** START Input material **

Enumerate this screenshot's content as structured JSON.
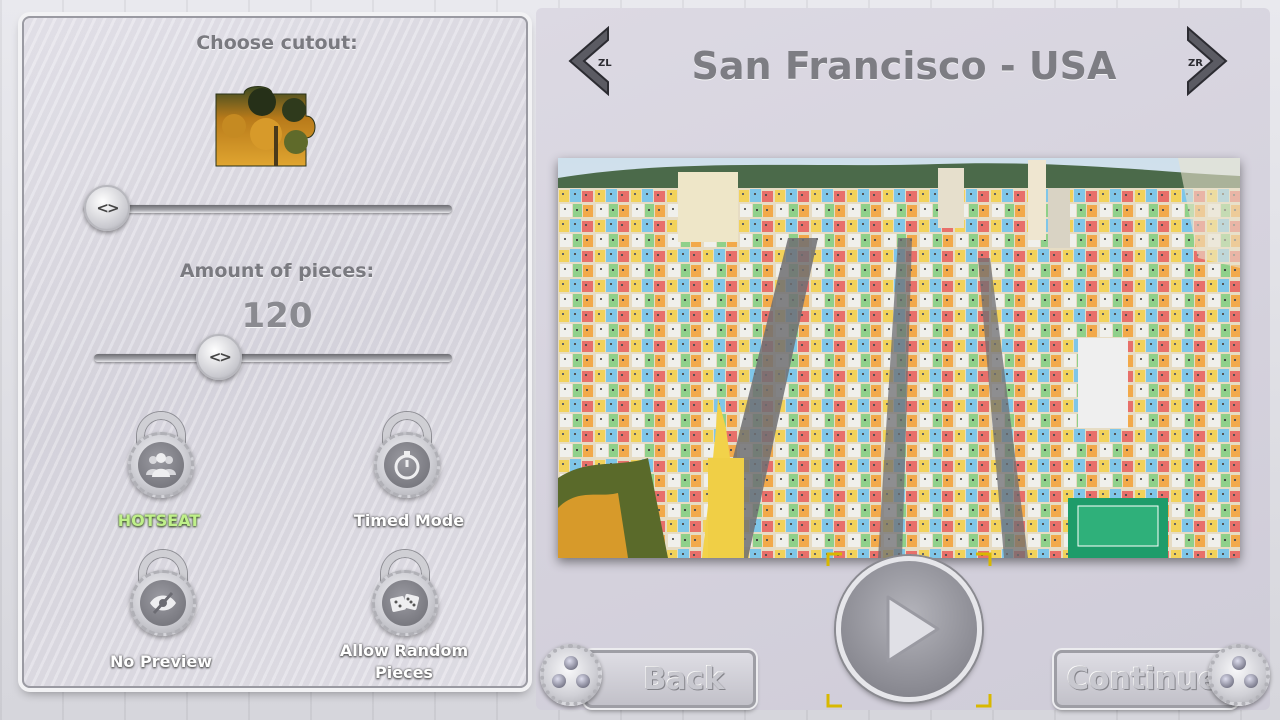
{
  "left_panel": {
    "cutout_title": "Choose cutout:",
    "pieces_title": "Amount of pieces:",
    "pieces_count": "120",
    "pieces_slider_level": 0.35,
    "options": [
      {
        "label": "HOTSEAT",
        "icon": "group-icon",
        "active": true
      },
      {
        "label": "Timed Mode",
        "icon": "stopwatch-icon",
        "active": false
      },
      {
        "label": "No Preview",
        "icon": "eye-off-icon",
        "active": false
      },
      {
        "label": "Allow Random Pieces",
        "icon": "dice-icon",
        "active": false
      }
    ]
  },
  "right_panel": {
    "title": "San Francisco - USA",
    "prev_label": "ZL",
    "next_label": "ZR",
    "back_label": "Back",
    "continue_label": "Continue"
  },
  "colors": {
    "active_option": "#bff08a",
    "frame_corners": "#d8b800",
    "label_gray": "#7a7a80"
  }
}
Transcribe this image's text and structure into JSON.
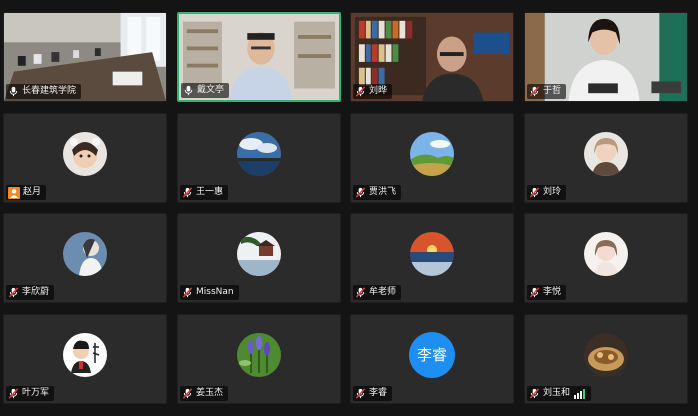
{
  "participants": [
    {
      "name": "长春建筑学院",
      "kind": "video",
      "scene": "conference-room",
      "mic": "on"
    },
    {
      "name": "戴文亭",
      "kind": "video",
      "scene": "office-man",
      "mic": "on",
      "active": true
    },
    {
      "name": "刘晔",
      "kind": "video",
      "scene": "bookshelf-man",
      "mic": "muted"
    },
    {
      "name": "于哲",
      "kind": "video",
      "scene": "home-woman",
      "mic": "muted"
    },
    {
      "name": "赵月",
      "kind": "avatar",
      "avatar": "child-photo",
      "mic": "user"
    },
    {
      "name": "王一惠",
      "kind": "avatar",
      "avatar": "sky-lake",
      "mic": "muted"
    },
    {
      "name": "贾洪飞",
      "kind": "avatar",
      "avatar": "green-hills",
      "mic": "muted"
    },
    {
      "name": "刘玲",
      "kind": "avatar",
      "avatar": "woman-photo",
      "mic": "muted"
    },
    {
      "name": "李欣蔚",
      "kind": "avatar",
      "avatar": "woman-profile",
      "mic": "muted"
    },
    {
      "name": "MissNan",
      "kind": "avatar",
      "avatar": "pavilion-tree",
      "mic": "muted"
    },
    {
      "name": "牟老师",
      "kind": "avatar",
      "avatar": "sunset-sea",
      "mic": "muted"
    },
    {
      "name": "李悦",
      "kind": "avatar",
      "avatar": "pale-portrait",
      "mic": "muted"
    },
    {
      "name": "叶万军",
      "kind": "avatar",
      "avatar": "cartoon-man",
      "mic": "muted"
    },
    {
      "name": "姜玉杰",
      "kind": "avatar",
      "avatar": "lavender",
      "mic": "muted"
    },
    {
      "name": "李睿",
      "kind": "text-avatar",
      "avatar_text": "李睿",
      "mic": "muted"
    },
    {
      "name": "刘玉和",
      "kind": "avatar",
      "avatar": "food-plate",
      "mic": "muted",
      "signal": true
    }
  ],
  "colors": {
    "background": "#141414",
    "tile": "#2b2b2b",
    "active_border": "#2bb673",
    "muted_red": "#e03a3a",
    "text_avatar_blue": "#1f8ef1",
    "user_icon_orange": "#f08a24"
  }
}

** END Input material **

• Written request:
Write the lines above out again exactly, without any of their pictures.

• Solution to the exercise:
Enumerate this screenshot's content as structured JSON.
{
  "left_panel": {
    "cutout_title": "Choose cutout:",
    "pieces_title": "Amount of pieces:",
    "pieces_count": "120",
    "pieces_slider_level": 0.35,
    "options": [
      {
        "label": "HOTSEAT",
        "icon": "group-icon",
        "active": true
      },
      {
        "label": "Timed Mode",
        "icon": "stopwatch-icon",
        "active": false
      },
      {
        "label": "No Preview",
        "icon": "eye-off-icon",
        "active": false
      },
      {
        "label": "Allow Random Pieces",
        "icon": "dice-icon",
        "active": false
      }
    ]
  },
  "right_panel": {
    "title": "San Francisco - USA",
    "prev_label": "ZL",
    "next_label": "ZR",
    "back_label": "Back",
    "continue_label": "Continue"
  },
  "colors": {
    "active_option": "#bff08a",
    "frame_corners": "#d8b800",
    "label_gray": "#7a7a80"
  }
}
Transcribe this image's text and structure into JSON.
{
  "participants": [
    {
      "name": "长春建筑学院",
      "kind": "video",
      "scene": "conference-room",
      "mic": "on"
    },
    {
      "name": "戴文亭",
      "kind": "video",
      "scene": "office-man",
      "mic": "on",
      "active": true
    },
    {
      "name": "刘晔",
      "kind": "video",
      "scene": "bookshelf-man",
      "mic": "muted"
    },
    {
      "name": "于哲",
      "kind": "video",
      "scene": "home-woman",
      "mic": "muted"
    },
    {
      "name": "赵月",
      "kind": "avatar",
      "avatar": "child-photo",
      "mic": "user"
    },
    {
      "name": "王一惠",
      "kind": "avatar",
      "avatar": "sky-lake",
      "mic": "muted"
    },
    {
      "name": "贾洪飞",
      "kind": "avatar",
      "avatar": "green-hills",
      "mic": "muted"
    },
    {
      "name": "刘玲",
      "kind": "avatar",
      "avatar": "woman-photo",
      "mic": "muted"
    },
    {
      "name": "李欣蔚",
      "kind": "avatar",
      "avatar": "woman-profile",
      "mic": "muted"
    },
    {
      "name": "MissNan",
      "kind": "avatar",
      "avatar": "pavilion-tree",
      "mic": "muted"
    },
    {
      "name": "牟老师",
      "kind": "avatar",
      "avatar": "sunset-sea",
      "mic": "muted"
    },
    {
      "name": "李悦",
      "kind": "avatar",
      "avatar": "pale-portrait",
      "mic": "muted"
    },
    {
      "name": "叶万军",
      "kind": "avatar",
      "avatar": "cartoon-man",
      "mic": "muted"
    },
    {
      "name": "姜玉杰",
      "kind": "avatar",
      "avatar": "lavender",
      "mic": "muted"
    },
    {
      "name": "李睿",
      "kind": "text-avatar",
      "avatar_text": "李睿",
      "mic": "muted"
    },
    {
      "name": "刘玉和",
      "kind": "avatar",
      "avatar": "food-plate",
      "mic": "muted",
      "signal": true
    }
  ],
  "colors": {
    "background": "#141414",
    "tile": "#2b2b2b",
    "active_border": "#2bb673",
    "muted_red": "#e03a3a",
    "text_avatar_blue": "#1f8ef1",
    "user_icon_orange": "#f08a24"
  }
}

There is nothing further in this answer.